##### Excerpted records

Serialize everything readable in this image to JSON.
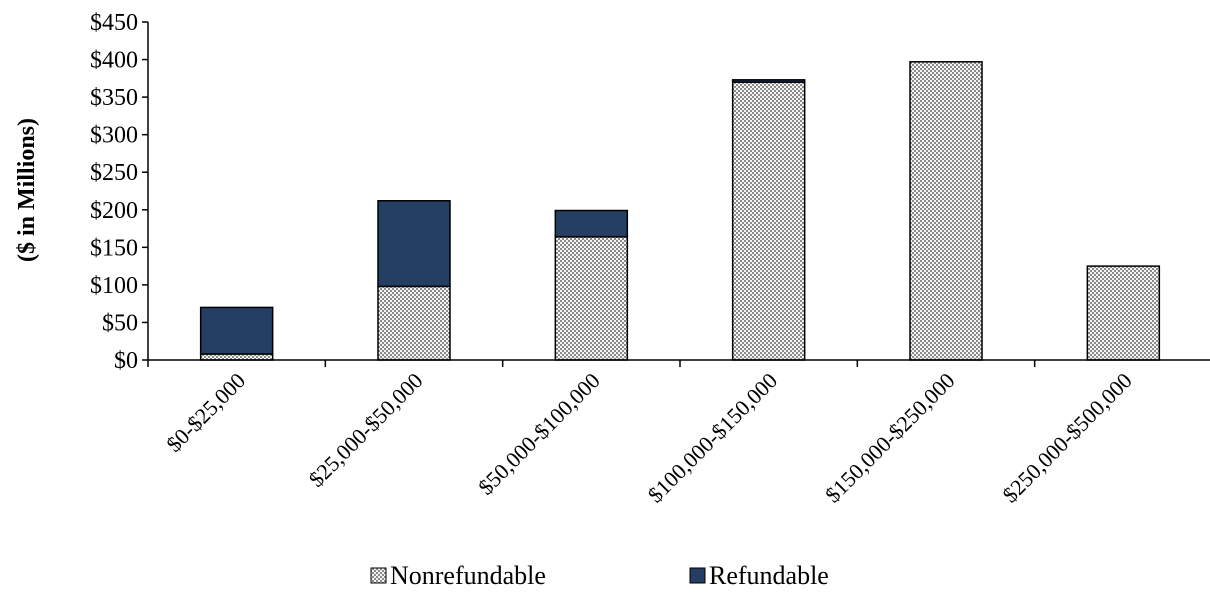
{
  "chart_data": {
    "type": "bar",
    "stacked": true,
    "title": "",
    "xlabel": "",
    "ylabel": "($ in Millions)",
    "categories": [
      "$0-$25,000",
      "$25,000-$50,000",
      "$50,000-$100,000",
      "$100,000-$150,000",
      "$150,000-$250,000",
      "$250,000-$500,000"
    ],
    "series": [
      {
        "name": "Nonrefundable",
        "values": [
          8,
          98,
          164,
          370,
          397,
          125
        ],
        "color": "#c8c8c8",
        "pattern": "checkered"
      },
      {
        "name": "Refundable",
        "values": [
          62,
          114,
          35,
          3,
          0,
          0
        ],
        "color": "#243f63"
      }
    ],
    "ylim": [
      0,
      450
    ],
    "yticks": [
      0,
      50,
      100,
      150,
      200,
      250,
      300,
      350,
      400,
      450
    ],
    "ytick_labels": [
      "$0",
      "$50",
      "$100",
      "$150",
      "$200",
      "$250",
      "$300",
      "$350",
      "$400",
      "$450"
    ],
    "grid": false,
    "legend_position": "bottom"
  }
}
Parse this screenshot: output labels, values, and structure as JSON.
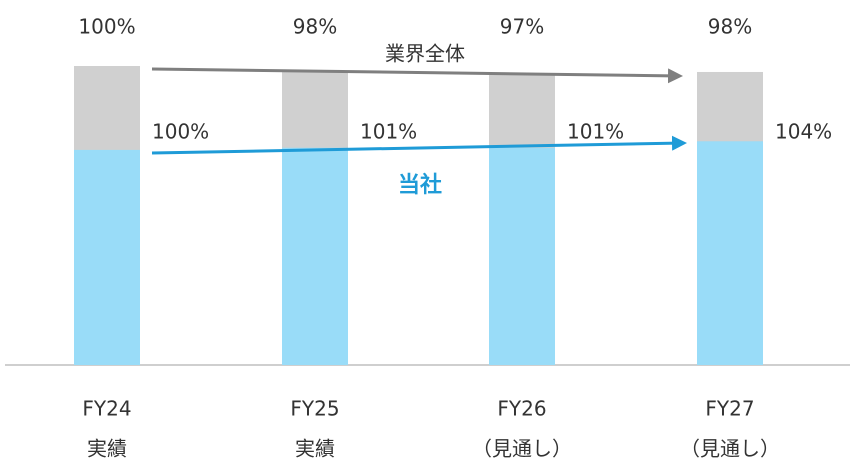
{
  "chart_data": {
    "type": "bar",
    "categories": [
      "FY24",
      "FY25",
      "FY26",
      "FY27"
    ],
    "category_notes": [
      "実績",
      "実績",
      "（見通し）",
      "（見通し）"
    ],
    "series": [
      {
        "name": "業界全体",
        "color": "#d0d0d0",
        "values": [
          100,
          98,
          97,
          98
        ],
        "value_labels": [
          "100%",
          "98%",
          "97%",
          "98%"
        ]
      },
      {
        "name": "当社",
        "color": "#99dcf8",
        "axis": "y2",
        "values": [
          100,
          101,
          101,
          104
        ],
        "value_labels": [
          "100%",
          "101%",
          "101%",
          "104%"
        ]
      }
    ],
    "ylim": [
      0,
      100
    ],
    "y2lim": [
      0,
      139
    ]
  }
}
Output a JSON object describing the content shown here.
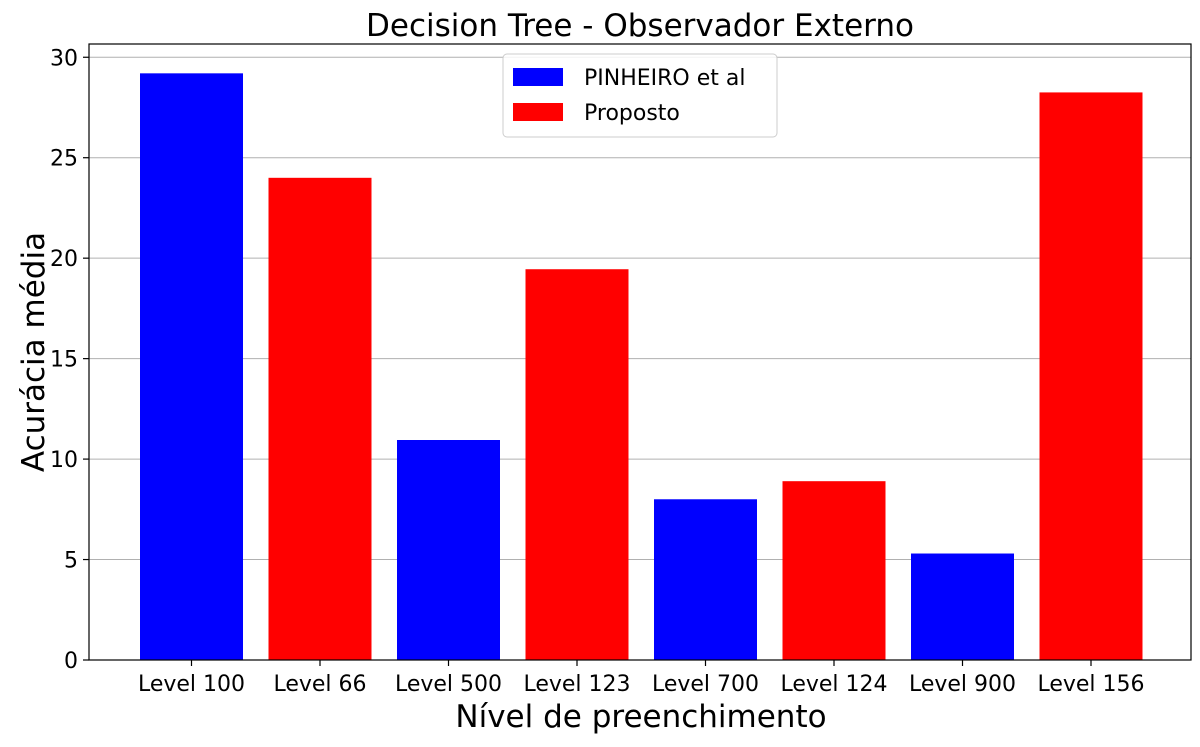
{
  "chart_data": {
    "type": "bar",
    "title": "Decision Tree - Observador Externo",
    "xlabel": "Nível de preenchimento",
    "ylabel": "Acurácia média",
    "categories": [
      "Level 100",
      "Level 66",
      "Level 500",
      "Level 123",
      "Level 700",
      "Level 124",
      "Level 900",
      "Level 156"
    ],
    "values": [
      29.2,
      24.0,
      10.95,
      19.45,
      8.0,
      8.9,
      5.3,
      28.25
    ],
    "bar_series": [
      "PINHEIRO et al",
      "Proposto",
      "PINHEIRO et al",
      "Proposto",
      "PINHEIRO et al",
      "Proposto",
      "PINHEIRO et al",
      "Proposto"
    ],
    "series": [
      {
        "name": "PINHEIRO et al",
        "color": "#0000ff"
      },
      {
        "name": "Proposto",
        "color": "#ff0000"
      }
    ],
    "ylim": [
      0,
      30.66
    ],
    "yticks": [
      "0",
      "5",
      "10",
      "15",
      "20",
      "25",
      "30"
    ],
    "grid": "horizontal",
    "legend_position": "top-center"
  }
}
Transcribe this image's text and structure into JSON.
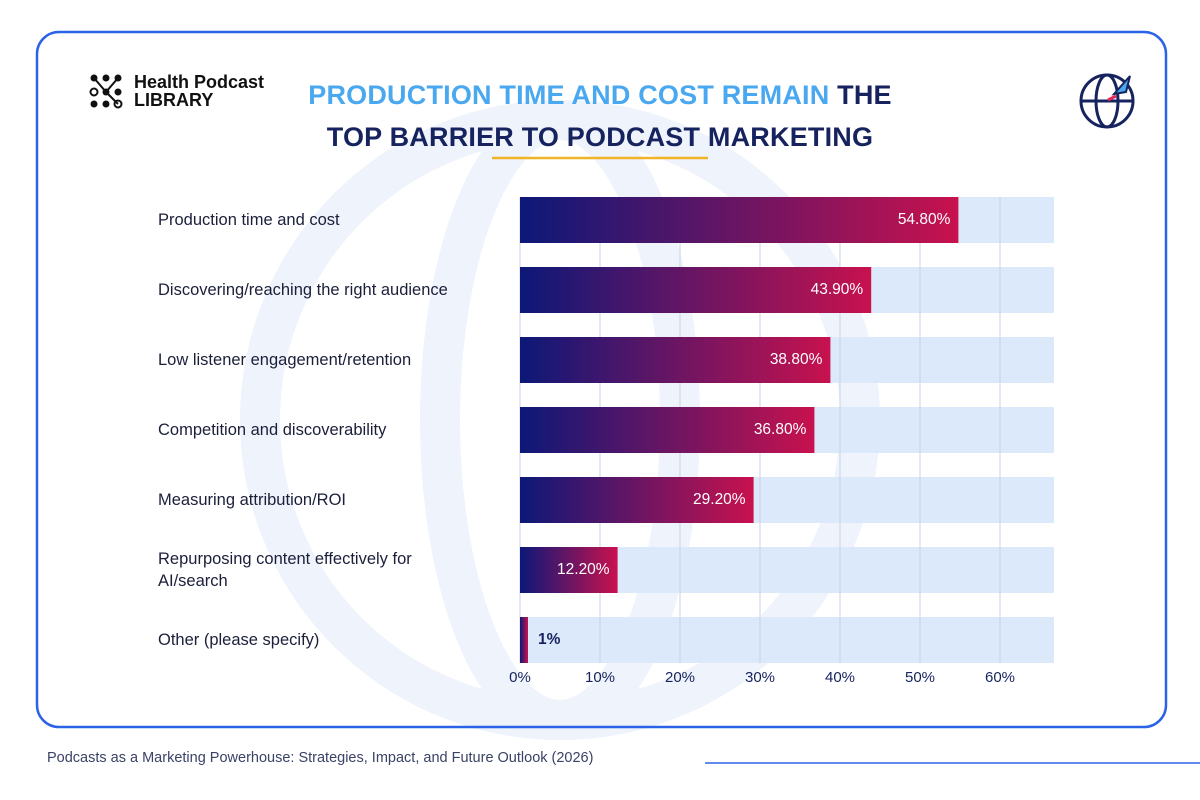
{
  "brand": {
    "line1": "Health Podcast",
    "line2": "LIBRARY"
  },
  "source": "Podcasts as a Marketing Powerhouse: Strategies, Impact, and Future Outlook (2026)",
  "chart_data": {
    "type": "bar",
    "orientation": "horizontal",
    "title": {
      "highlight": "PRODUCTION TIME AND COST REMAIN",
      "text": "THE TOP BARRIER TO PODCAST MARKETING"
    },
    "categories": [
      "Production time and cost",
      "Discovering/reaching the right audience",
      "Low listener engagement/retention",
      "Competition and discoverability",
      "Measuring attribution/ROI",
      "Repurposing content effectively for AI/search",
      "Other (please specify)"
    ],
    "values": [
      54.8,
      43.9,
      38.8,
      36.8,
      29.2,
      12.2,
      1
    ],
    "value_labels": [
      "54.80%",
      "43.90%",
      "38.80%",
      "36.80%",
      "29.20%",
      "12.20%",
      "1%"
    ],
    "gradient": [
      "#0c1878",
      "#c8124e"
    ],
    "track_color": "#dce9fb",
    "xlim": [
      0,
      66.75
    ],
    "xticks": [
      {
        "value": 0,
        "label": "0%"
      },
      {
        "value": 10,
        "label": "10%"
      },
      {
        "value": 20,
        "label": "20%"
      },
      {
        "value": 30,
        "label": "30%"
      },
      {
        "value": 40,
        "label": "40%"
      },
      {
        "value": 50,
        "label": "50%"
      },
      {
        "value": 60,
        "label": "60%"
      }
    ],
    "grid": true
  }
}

##########

Stated task: Copy every record above exactly as written, but leave out the pictures.

Written answer:
Serialize everything readable in this image to JSON.
{
  "chart_data": {
    "type": "bar",
    "stacked": true,
    "title": "",
    "xlabel": "",
    "ylabel": "($ in Millions)",
    "categories": [
      "$0-$25,000",
      "$25,000-$50,000",
      "$50,000-$100,000",
      "$100,000-$150,000",
      "$150,000-$250,000",
      "$250,000-$500,000"
    ],
    "series": [
      {
        "name": "Nonrefundable",
        "values": [
          8,
          98,
          164,
          370,
          397,
          125
        ],
        "color": "#c8c8c8",
        "pattern": "checkered"
      },
      {
        "name": "Refundable",
        "values": [
          62,
          114,
          35,
          3,
          0,
          0
        ],
        "color": "#243f63"
      }
    ],
    "ylim": [
      0,
      450
    ],
    "yticks": [
      0,
      50,
      100,
      150,
      200,
      250,
      300,
      350,
      400,
      450
    ],
    "ytick_labels": [
      "$0",
      "$50",
      "$100",
      "$150",
      "$200",
      "$250",
      "$300",
      "$350",
      "$400",
      "$450"
    ],
    "grid": false,
    "legend_position": "bottom"
  }
}
Parse this screenshot: output labels, values, and structure as JSON.
{
  "chart_data": {
    "type": "bar",
    "categories": [
      "FY24",
      "FY25",
      "FY26",
      "FY27"
    ],
    "category_notes": [
      "実績",
      "実績",
      "（見通し）",
      "（見通し）"
    ],
    "series": [
      {
        "name": "業界全体",
        "color": "#d0d0d0",
        "values": [
          100,
          98,
          97,
          98
        ],
        "value_labels": [
          "100%",
          "98%",
          "97%",
          "98%"
        ]
      },
      {
        "name": "当社",
        "color": "#99dcf8",
        "axis": "y2",
        "values": [
          100,
          101,
          101,
          104
        ],
        "value_labels": [
          "100%",
          "101%",
          "101%",
          "104%"
        ]
      }
    ],
    "ylim": [
      0,
      100
    ],
    "y2lim": [
      0,
      139
    ]
  }
}
Output a JSON object describing the content shown here.
{
  "chart_data": {
    "type": "bar",
    "title": "Decision Tree - Observador Externo",
    "xlabel": "Nível de preenchimento",
    "ylabel": "Acurácia média",
    "categories": [
      "Level 100",
      "Level 66",
      "Level 500",
      "Level 123",
      "Level 700",
      "Level 124",
      "Level 900",
      "Level 156"
    ],
    "values": [
      29.2,
      24.0,
      10.95,
      19.45,
      8.0,
      8.9,
      5.3,
      28.25
    ],
    "bar_series": [
      "PINHEIRO et al",
      "Proposto",
      "PINHEIRO et al",
      "Proposto",
      "PINHEIRO et al",
      "Proposto",
      "PINHEIRO et al",
      "Proposto"
    ],
    "series": [
      {
        "name": "PINHEIRO et al",
        "color": "#0000ff"
      },
      {
        "name": "Proposto",
        "color": "#ff0000"
      }
    ],
    "ylim": [
      0,
      30.66
    ],
    "yticks": [
      "0",
      "5",
      "10",
      "15",
      "20",
      "25",
      "30"
    ],
    "grid": "horizontal",
    "legend_position": "top-center"
  }
}
Transcribe this image's text and structure into JSON.
{
  "brand": {
    "line1": "Health Podcast",
    "line2": "LIBRARY"
  },
  "source": "Podcasts as a Marketing Powerhouse: Strategies, Impact, and Future Outlook (2026)",
  "chart_data": {
    "type": "bar",
    "orientation": "horizontal",
    "title": {
      "highlight": "PRODUCTION TIME AND COST REMAIN",
      "text": "THE TOP BARRIER TO PODCAST MARKETING"
    },
    "categories": [
      "Production time and cost",
      "Discovering/reaching the right audience",
      "Low listener engagement/retention",
      "Competition and discoverability",
      "Measuring attribution/ROI",
      "Repurposing content effectively for AI/search",
      "Other (please specify)"
    ],
    "values": [
      54.8,
      43.9,
      38.8,
      36.8,
      29.2,
      12.2,
      1
    ],
    "value_labels": [
      "54.80%",
      "43.90%",
      "38.80%",
      "36.80%",
      "29.20%",
      "12.20%",
      "1%"
    ],
    "gradient": [
      "#0c1878",
      "#c8124e"
    ],
    "track_color": "#dce9fb",
    "xlim": [
      0,
      66.75
    ],
    "xticks": [
      {
        "value": 0,
        "label": "0%"
      },
      {
        "value": 10,
        "label": "10%"
      },
      {
        "value": 20,
        "label": "20%"
      },
      {
        "value": 30,
        "label": "30%"
      },
      {
        "value": 40,
        "label": "40%"
      },
      {
        "value": 50,
        "label": "50%"
      },
      {
        "value": 60,
        "label": "60%"
      }
    ],
    "grid": true
  }
}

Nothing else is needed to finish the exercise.